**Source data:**
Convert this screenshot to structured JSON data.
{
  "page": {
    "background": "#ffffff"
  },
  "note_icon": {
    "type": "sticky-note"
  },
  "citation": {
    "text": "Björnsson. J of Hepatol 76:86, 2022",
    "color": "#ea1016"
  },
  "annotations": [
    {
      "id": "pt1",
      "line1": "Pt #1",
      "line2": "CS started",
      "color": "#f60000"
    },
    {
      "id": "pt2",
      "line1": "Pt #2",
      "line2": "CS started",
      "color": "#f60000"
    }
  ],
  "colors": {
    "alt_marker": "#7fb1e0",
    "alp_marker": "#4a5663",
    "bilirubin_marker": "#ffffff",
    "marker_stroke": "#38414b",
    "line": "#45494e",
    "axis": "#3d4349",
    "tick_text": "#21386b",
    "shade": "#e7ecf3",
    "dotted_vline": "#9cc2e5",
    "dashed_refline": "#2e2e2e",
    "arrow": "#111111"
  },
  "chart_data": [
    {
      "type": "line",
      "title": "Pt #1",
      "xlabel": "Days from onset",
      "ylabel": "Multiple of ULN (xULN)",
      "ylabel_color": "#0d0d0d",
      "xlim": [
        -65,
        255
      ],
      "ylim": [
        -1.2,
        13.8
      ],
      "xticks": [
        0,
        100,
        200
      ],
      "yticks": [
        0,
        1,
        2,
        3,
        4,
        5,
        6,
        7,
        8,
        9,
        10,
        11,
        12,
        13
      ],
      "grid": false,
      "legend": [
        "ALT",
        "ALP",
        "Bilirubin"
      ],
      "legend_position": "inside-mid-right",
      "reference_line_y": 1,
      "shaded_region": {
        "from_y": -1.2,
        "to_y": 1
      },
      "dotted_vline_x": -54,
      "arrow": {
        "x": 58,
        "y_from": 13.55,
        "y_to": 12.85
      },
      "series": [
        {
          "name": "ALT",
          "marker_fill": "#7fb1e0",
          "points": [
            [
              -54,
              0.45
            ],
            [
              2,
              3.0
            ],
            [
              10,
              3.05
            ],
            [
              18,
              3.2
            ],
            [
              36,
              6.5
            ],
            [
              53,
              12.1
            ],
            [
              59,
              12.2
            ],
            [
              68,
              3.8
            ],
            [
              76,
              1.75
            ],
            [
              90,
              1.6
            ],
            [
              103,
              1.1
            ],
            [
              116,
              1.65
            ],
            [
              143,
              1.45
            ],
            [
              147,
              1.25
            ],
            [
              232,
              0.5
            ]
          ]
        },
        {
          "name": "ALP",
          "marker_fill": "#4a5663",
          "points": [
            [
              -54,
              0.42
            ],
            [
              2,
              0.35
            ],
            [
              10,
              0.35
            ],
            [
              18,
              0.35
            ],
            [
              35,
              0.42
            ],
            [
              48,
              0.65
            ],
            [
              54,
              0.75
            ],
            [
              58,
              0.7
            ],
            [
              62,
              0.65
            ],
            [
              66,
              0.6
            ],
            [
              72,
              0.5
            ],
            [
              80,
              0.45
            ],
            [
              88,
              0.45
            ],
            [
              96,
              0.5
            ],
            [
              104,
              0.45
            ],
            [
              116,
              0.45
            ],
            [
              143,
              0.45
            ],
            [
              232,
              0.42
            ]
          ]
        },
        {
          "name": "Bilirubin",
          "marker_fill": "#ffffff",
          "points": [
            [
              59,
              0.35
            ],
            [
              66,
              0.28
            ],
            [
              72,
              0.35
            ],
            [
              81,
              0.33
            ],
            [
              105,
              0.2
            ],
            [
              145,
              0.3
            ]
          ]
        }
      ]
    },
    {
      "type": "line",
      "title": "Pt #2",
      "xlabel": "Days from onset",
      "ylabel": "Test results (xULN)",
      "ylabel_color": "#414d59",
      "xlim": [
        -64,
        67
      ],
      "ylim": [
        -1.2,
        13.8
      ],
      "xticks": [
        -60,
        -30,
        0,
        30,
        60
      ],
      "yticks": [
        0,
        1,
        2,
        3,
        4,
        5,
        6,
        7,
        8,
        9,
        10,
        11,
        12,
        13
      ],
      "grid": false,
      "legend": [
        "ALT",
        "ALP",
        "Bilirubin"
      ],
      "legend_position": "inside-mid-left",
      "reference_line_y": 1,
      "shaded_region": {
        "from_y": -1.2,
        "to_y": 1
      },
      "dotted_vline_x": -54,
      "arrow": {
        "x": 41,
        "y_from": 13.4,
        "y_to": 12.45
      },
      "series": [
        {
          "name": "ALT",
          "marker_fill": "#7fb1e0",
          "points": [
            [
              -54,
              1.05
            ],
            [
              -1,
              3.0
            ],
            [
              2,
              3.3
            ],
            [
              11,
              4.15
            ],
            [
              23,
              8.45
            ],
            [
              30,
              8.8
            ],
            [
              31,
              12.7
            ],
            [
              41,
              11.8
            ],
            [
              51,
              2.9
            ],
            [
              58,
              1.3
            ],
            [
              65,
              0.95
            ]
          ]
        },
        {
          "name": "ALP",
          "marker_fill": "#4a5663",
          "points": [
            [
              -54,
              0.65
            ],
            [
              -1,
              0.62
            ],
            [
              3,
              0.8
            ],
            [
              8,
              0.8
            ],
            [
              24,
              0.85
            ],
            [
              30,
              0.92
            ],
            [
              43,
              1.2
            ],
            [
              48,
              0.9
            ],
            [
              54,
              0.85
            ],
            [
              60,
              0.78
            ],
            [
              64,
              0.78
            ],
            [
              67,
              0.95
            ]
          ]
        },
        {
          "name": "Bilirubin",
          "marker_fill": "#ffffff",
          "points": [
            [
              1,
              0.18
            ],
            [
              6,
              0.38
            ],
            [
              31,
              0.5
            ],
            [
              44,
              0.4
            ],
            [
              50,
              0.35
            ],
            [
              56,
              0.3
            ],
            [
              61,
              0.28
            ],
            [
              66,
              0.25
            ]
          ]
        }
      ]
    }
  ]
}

**SHORT TASK:** Output the records verbatim, from the first line to the last.

**SOLUTION TO THE PROBLEM:**
Convert this screenshot to structured JSON data.
{
  "page": {
    "background": "#ffffff"
  },
  "note_icon": {
    "type": "sticky-note"
  },
  "citation": {
    "text": "Björnsson. J of Hepatol 76:86, 2022",
    "color": "#ea1016"
  },
  "annotations": [
    {
      "id": "pt1",
      "line1": "Pt #1",
      "line2": "CS started",
      "color": "#f60000"
    },
    {
      "id": "pt2",
      "line1": "Pt #2",
      "line2": "CS started",
      "color": "#f60000"
    }
  ],
  "colors": {
    "alt_marker": "#7fb1e0",
    "alp_marker": "#4a5663",
    "bilirubin_marker": "#ffffff",
    "marker_stroke": "#38414b",
    "line": "#45494e",
    "axis": "#3d4349",
    "tick_text": "#21386b",
    "shade": "#e7ecf3",
    "dotted_vline": "#9cc2e5",
    "dashed_refline": "#2e2e2e",
    "arrow": "#111111"
  },
  "chart_data": [
    {
      "type": "line",
      "title": "Pt #1",
      "xlabel": "Days from onset",
      "ylabel": "Multiple of ULN (xULN)",
      "ylabel_color": "#0d0d0d",
      "xlim": [
        -65,
        255
      ],
      "ylim": [
        -1.2,
        13.8
      ],
      "xticks": [
        0,
        100,
        200
      ],
      "yticks": [
        0,
        1,
        2,
        3,
        4,
        5,
        6,
        7,
        8,
        9,
        10,
        11,
        12,
        13
      ],
      "grid": false,
      "legend": [
        "ALT",
        "ALP",
        "Bilirubin"
      ],
      "legend_position": "inside-mid-right",
      "reference_line_y": 1,
      "shaded_region": {
        "from_y": -1.2,
        "to_y": 1
      },
      "dotted_vline_x": -54,
      "arrow": {
        "x": 58,
        "y_from": 13.55,
        "y_to": 12.85
      },
      "series": [
        {
          "name": "ALT",
          "marker_fill": "#7fb1e0",
          "points": [
            [
              -54,
              0.45
            ],
            [
              2,
              3.0
            ],
            [
              10,
              3.05
            ],
            [
              18,
              3.2
            ],
            [
              36,
              6.5
            ],
            [
              53,
              12.1
            ],
            [
              59,
              12.2
            ],
            [
              68,
              3.8
            ],
            [
              76,
              1.75
            ],
            [
              90,
              1.6
            ],
            [
              103,
              1.1
            ],
            [
              116,
              1.65
            ],
            [
              143,
              1.45
            ],
            [
              147,
              1.25
            ],
            [
              232,
              0.5
            ]
          ]
        },
        {
          "name": "ALP",
          "marker_fill": "#4a5663",
          "points": [
            [
              -54,
              0.42
            ],
            [
              2,
              0.35
            ],
            [
              10,
              0.35
            ],
            [
              18,
              0.35
            ],
            [
              35,
              0.42
            ],
            [
              48,
              0.65
            ],
            [
              54,
              0.75
            ],
            [
              58,
              0.7
            ],
            [
              62,
              0.65
            ],
            [
              66,
              0.6
            ],
            [
              72,
              0.5
            ],
            [
              80,
              0.45
            ],
            [
              88,
              0.45
            ],
            [
              96,
              0.5
            ],
            [
              104,
              0.45
            ],
            [
              116,
              0.45
            ],
            [
              143,
              0.45
            ],
            [
              232,
              0.42
            ]
          ]
        },
        {
          "name": "Bilirubin",
          "marker_fill": "#ffffff",
          "points": [
            [
              59,
              0.35
            ],
            [
              66,
              0.28
            ],
            [
              72,
              0.35
            ],
            [
              81,
              0.33
            ],
            [
              105,
              0.2
            ],
            [
              145,
              0.3
            ]
          ]
        }
      ]
    },
    {
      "type": "line",
      "title": "Pt #2",
      "xlabel": "Days from onset",
      "ylabel": "Test results (xULN)",
      "ylabel_color": "#414d59",
      "xlim": [
        -64,
        67
      ],
      "ylim": [
        -1.2,
        13.8
      ],
      "xticks": [
        -60,
        -30,
        0,
        30,
        60
      ],
      "yticks": [
        0,
        1,
        2,
        3,
        4,
        5,
        6,
        7,
        8,
        9,
        10,
        11,
        12,
        13
      ],
      "grid": false,
      "legend": [
        "ALT",
        "ALP",
        "Bilirubin"
      ],
      "legend_position": "inside-mid-left",
      "reference_line_y": 1,
      "shaded_region": {
        "from_y": -1.2,
        "to_y": 1
      },
      "dotted_vline_x": -54,
      "arrow": {
        "x": 41,
        "y_from": 13.4,
        "y_to": 12.45
      },
      "series": [
        {
          "name": "ALT",
          "marker_fill": "#7fb1e0",
          "points": [
            [
              -54,
              1.05
            ],
            [
              -1,
              3.0
            ],
            [
              2,
              3.3
            ],
            [
              11,
              4.15
            ],
            [
              23,
              8.45
            ],
            [
              30,
              8.8
            ],
            [
              31,
              12.7
            ],
            [
              41,
              11.8
            ],
            [
              51,
              2.9
            ],
            [
              58,
              1.3
            ],
            [
              65,
              0.95
            ]
          ]
        },
        {
          "name": "ALP",
          "marker_fill": "#4a5663",
          "points": [
            [
              -54,
              0.65
            ],
            [
              -1,
              0.62
            ],
            [
              3,
              0.8
            ],
            [
              8,
              0.8
            ],
            [
              24,
              0.85
            ],
            [
              30,
              0.92
            ],
            [
              43,
              1.2
            ],
            [
              48,
              0.9
            ],
            [
              54,
              0.85
            ],
            [
              60,
              0.78
            ],
            [
              64,
              0.78
            ],
            [
              67,
              0.95
            ]
          ]
        },
        {
          "name": "Bilirubin",
          "marker_fill": "#ffffff",
          "points": [
            [
              1,
              0.18
            ],
            [
              6,
              0.38
            ],
            [
              31,
              0.5
            ],
            [
              44,
              0.4
            ],
            [
              50,
              0.35
            ],
            [
              56,
              0.3
            ],
            [
              61,
              0.28
            ],
            [
              66,
              0.25
            ]
          ]
        }
      ]
    }
  ]
}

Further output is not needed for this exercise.